[Directions for this task]
Search the records for "series" and copy each line that holds it.

[Stored items from a collection]

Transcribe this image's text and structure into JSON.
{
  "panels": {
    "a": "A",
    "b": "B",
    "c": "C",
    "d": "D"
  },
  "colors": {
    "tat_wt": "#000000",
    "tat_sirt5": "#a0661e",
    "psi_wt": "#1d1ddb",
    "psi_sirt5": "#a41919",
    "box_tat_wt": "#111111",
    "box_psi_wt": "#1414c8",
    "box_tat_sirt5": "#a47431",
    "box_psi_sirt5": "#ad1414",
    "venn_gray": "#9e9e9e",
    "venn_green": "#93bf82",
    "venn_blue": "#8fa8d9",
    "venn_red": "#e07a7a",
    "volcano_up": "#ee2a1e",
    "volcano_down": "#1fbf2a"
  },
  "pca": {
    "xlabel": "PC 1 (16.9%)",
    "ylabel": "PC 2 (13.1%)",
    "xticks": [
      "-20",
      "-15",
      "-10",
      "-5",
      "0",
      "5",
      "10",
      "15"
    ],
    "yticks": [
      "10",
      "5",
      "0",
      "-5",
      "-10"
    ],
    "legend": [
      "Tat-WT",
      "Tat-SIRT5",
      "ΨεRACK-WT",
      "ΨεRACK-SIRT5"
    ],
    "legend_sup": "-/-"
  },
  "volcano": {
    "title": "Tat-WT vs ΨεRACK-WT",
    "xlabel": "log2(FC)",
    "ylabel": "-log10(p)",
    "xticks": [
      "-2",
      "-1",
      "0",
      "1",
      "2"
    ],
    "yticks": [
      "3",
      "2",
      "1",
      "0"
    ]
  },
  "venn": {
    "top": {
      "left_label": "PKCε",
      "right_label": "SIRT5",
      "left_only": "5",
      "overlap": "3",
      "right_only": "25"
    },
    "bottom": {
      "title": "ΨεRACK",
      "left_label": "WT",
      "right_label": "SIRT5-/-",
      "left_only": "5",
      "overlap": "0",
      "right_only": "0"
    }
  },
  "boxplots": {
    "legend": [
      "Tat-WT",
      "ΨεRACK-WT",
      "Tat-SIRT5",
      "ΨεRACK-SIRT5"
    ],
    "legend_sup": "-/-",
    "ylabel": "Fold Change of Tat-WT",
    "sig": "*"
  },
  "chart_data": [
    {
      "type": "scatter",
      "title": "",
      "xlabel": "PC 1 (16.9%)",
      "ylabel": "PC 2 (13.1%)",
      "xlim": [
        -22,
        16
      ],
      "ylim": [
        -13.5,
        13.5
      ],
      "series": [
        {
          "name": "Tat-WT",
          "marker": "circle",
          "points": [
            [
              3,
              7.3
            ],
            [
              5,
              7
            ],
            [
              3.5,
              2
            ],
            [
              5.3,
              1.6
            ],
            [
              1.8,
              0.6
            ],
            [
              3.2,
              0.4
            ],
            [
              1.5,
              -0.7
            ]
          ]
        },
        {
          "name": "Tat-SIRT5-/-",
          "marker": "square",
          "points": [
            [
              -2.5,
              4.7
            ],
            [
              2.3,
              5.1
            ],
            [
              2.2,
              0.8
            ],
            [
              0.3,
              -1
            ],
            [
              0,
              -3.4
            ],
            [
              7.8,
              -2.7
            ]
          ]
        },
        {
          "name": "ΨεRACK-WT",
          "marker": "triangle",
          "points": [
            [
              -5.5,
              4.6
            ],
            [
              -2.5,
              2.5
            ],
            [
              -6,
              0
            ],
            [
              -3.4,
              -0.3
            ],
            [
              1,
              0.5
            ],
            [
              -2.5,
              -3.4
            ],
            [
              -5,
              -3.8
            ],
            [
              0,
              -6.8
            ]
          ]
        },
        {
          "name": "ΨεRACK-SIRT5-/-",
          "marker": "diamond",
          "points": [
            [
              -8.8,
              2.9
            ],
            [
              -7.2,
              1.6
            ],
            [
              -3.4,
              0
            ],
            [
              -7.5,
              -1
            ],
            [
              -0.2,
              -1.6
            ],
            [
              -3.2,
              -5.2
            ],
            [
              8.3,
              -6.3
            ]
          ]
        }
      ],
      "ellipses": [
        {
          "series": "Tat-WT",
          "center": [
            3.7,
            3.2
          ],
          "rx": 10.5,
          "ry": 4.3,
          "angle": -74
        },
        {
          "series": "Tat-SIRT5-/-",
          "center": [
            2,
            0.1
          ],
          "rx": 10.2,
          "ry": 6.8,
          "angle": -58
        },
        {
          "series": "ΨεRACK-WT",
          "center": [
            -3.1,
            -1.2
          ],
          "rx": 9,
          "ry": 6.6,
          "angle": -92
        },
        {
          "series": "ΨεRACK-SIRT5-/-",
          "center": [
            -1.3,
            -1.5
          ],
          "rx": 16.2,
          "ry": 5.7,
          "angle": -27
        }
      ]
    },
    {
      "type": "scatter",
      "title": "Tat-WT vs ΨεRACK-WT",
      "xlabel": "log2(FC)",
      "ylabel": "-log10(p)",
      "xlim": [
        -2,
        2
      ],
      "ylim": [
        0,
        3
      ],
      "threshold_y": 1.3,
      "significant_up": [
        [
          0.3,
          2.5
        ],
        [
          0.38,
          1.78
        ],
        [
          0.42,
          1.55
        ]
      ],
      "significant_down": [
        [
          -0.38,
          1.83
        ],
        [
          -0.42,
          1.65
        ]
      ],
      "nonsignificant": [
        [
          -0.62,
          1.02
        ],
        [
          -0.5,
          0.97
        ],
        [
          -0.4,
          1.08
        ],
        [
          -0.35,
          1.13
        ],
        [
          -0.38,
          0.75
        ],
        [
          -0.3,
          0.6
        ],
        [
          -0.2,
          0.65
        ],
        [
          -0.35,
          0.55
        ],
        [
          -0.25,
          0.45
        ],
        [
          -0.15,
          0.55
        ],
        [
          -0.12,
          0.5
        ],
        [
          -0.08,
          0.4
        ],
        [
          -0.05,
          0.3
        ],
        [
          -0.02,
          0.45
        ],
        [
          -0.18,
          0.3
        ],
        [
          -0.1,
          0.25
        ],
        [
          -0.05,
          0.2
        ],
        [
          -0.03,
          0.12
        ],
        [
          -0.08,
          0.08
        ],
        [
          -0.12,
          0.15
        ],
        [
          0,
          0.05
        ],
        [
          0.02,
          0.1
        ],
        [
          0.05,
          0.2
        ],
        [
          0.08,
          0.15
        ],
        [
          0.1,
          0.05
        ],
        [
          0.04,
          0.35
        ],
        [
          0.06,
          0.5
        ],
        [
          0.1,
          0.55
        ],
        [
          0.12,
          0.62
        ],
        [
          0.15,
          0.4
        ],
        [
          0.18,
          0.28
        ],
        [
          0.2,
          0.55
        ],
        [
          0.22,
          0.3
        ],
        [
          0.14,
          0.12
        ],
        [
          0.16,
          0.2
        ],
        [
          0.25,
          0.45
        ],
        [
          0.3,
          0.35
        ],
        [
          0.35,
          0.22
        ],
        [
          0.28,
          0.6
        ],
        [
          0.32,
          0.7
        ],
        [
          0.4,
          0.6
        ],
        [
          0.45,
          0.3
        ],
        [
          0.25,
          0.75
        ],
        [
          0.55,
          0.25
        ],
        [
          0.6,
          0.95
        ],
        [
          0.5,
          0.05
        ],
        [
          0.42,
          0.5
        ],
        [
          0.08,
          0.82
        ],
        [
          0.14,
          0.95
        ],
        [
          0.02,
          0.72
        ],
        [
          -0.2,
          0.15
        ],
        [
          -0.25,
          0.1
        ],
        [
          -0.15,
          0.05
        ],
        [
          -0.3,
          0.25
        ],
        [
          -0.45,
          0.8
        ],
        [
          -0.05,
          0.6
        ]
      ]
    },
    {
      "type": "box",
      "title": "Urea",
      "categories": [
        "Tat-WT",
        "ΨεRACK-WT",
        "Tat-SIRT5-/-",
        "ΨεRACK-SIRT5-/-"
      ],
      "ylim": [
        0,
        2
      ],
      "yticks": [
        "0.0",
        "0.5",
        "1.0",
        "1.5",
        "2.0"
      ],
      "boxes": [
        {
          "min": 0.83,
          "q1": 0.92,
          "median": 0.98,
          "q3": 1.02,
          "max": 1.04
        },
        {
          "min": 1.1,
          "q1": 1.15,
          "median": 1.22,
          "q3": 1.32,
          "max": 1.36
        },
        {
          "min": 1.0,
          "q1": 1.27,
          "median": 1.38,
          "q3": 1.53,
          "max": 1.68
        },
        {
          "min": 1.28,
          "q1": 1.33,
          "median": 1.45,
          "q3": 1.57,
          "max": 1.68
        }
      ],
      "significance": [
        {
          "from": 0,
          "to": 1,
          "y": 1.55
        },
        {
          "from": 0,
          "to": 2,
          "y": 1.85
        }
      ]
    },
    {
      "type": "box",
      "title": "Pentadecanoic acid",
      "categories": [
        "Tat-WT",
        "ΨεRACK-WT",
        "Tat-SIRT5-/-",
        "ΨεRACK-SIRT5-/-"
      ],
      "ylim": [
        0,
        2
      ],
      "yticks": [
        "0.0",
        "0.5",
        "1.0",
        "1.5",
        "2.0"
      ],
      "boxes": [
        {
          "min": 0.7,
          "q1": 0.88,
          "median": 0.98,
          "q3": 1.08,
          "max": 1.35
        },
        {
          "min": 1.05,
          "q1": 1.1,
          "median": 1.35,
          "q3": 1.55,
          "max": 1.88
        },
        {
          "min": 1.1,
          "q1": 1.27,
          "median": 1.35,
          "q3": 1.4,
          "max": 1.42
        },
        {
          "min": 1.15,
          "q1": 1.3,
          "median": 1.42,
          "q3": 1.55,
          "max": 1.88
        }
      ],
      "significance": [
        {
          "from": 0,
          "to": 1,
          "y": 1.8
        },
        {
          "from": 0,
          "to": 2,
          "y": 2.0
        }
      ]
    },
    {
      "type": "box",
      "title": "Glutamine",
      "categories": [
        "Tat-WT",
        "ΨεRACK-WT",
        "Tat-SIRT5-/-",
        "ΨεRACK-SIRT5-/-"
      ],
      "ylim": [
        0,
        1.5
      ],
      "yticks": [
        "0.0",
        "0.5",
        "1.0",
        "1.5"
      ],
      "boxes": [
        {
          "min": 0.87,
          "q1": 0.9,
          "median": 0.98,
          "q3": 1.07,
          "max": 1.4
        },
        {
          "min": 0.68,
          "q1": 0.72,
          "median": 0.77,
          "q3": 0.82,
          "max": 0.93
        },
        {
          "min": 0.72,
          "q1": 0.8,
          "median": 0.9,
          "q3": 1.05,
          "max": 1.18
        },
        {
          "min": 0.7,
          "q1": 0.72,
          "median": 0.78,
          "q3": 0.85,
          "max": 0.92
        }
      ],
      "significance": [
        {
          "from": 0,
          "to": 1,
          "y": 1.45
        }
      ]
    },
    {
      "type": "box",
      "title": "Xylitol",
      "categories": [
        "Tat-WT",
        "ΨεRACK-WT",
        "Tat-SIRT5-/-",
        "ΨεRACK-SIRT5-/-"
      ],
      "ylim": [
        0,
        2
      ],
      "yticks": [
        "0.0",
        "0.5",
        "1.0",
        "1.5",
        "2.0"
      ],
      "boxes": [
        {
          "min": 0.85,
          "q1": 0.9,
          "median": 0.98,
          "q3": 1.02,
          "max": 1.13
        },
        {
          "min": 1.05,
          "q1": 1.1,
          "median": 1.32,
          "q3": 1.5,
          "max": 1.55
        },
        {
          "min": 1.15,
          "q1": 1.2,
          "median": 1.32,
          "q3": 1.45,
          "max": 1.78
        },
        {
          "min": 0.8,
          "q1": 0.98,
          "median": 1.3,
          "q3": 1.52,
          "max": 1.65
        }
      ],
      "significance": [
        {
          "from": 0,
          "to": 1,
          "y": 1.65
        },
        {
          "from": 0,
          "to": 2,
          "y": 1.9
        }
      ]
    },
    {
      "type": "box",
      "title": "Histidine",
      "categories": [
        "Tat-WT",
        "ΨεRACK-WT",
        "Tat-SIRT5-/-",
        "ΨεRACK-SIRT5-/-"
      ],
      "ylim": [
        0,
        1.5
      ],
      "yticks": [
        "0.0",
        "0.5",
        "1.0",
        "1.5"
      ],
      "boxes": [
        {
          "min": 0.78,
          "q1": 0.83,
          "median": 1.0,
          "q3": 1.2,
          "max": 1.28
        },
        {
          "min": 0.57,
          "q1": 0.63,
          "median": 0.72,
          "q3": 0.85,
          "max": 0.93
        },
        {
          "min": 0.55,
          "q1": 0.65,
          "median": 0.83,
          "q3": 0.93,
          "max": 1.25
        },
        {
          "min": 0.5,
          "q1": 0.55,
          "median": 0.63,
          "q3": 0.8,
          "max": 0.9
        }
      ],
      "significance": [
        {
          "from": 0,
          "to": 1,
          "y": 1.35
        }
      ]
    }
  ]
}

[Task output]
      "series": [
          "series": "Tat-WT",
          "series": "Tat-SIRT5-/-",
          "series": "ΨεRACK-WT",
          "series": "ΨεRACK-SIRT5-/-",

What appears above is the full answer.